▸ **DIRECTIVE**:
Copy every record exactly, and keep the pictures out.

=== DATASET ROWS ===

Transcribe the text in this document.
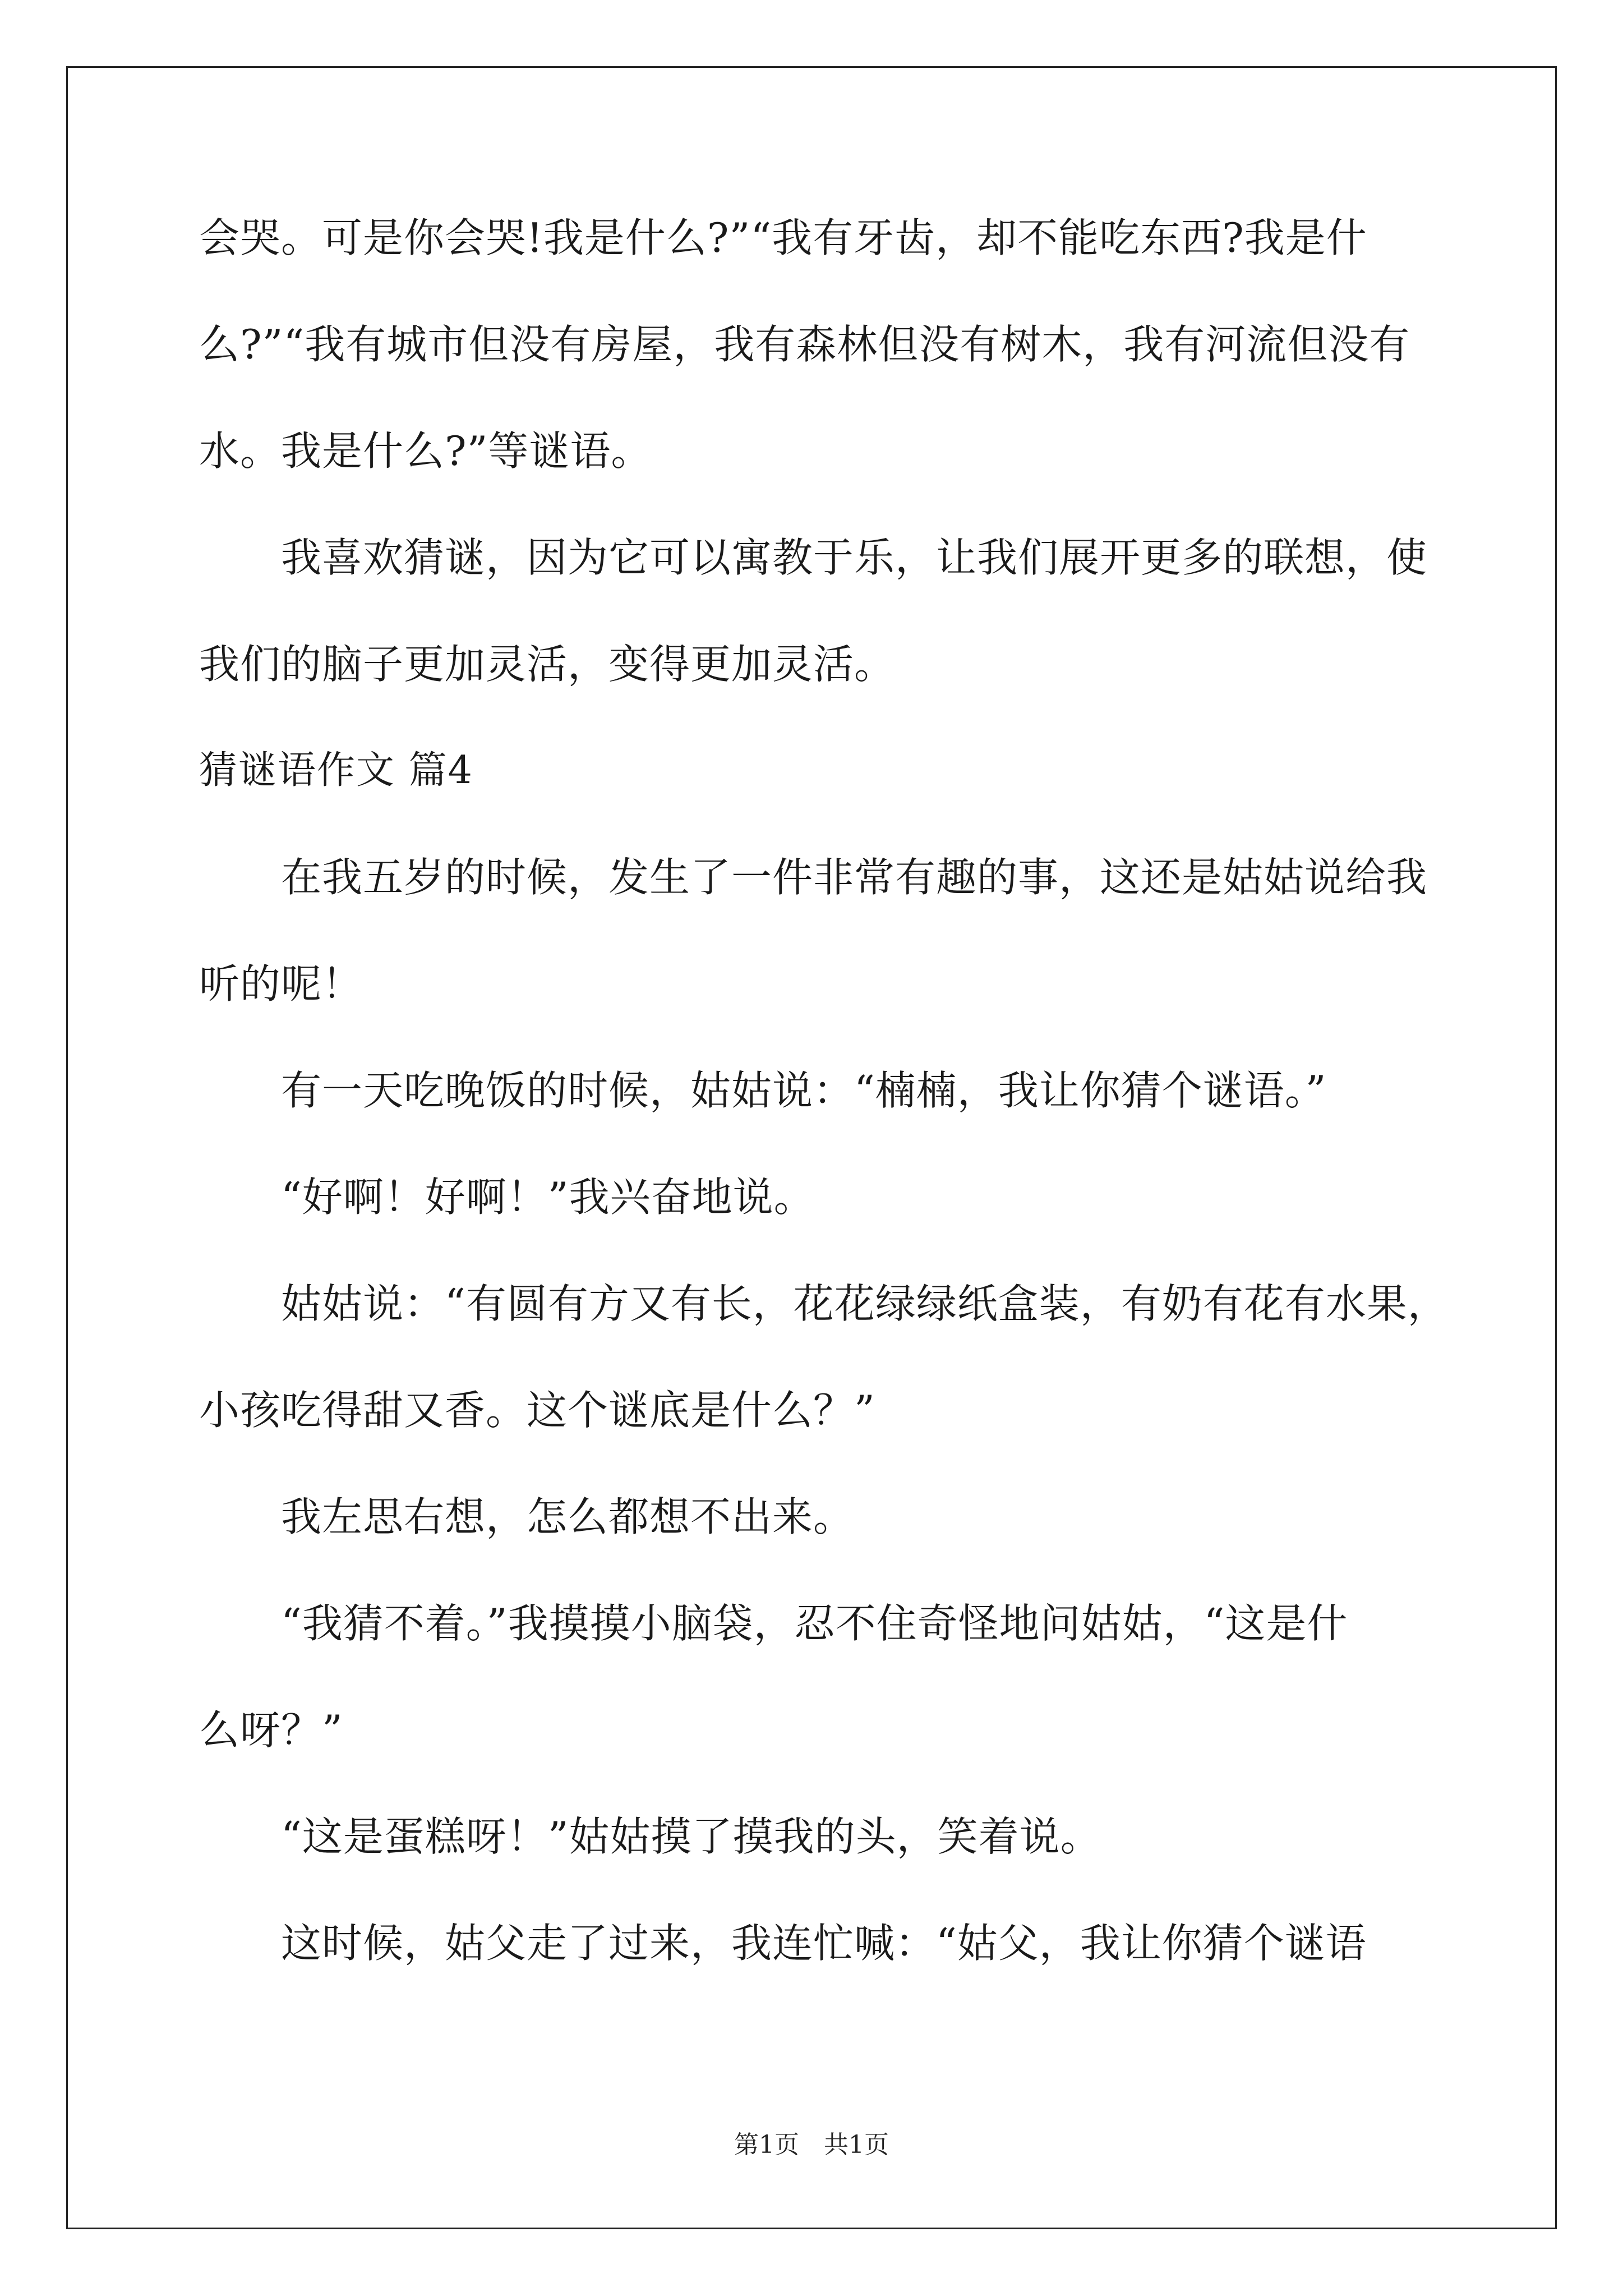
会哭。可是你会哭!我是什么?”“我有牙齿，却不能吃东西?我是什
么?”“我有城市但没有房屋，我有森林但没有树木，我有河流但没有
水。我是什么?”等谜语。
　　我喜欢猜谜，因为它可以寓教于乐，让我们展开更多的联想，使
我们的脑子更加灵活，变得更加灵活。
猜谜语作文 篇4
　　在我五岁的时候，发生了一件非常有趣的事，这还是姑姑说给我
听的呢！
　　有一天吃晚饭的时候，姑姑说：“楠楠，我让你猜个谜语。”
　　“好啊！好啊！”我兴奋地说。
　　姑姑说：“有圆有方又有长，花花绿绿纸盒装，有奶有花有水果，
小孩吃得甜又香。这个谜底是什么？”
　　我左思右想，怎么都想不出来。
　　“我猜不着。”我摸摸小脑袋，忍不住奇怪地问姑姑，“这是什
么呀？”
　　“这是蛋糕呀！”姑姑摸了摸我的头，笑着说。
　　这时候，姑父走了过来，我连忙喊：“姑父，我让你猜个谜语
第1页　共1页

===

▸ **WRITTEN REPLY**:
Transcribe the text in this document.
会哭。可是你会哭!我是什么?”“我有牙齿，却不能吃东西?我是什
么?”“我有城市但没有房屋，我有森林但没有树木，我有河流但没有
水。我是什么?”等谜语。
　　我喜欢猜谜，因为它可以寓教于乐，让我们展开更多的联想，使
我们的脑子更加灵活，变得更加灵活。
猜谜语作文 篇4
　　在我五岁的时候，发生了一件非常有趣的事，这还是姑姑说给我
听的呢！
　　有一天吃晚饭的时候，姑姑说：“楠楠，我让你猜个谜语。”
　　“好啊！好啊！”我兴奋地说。
　　姑姑说：“有圆有方又有长，花花绿绿纸盒装，有奶有花有水果，
小孩吃得甜又香。这个谜底是什么？”
　　我左思右想，怎么都想不出来。
　　“我猜不着。”我摸摸小脑袋，忍不住奇怪地问姑姑，“这是什
么呀？”
　　“这是蛋糕呀！”姑姑摸了摸我的头，笑着说。
　　这时候，姑父走了过来，我连忙喊：“姑父，我让你猜个谜语
第1页　共1页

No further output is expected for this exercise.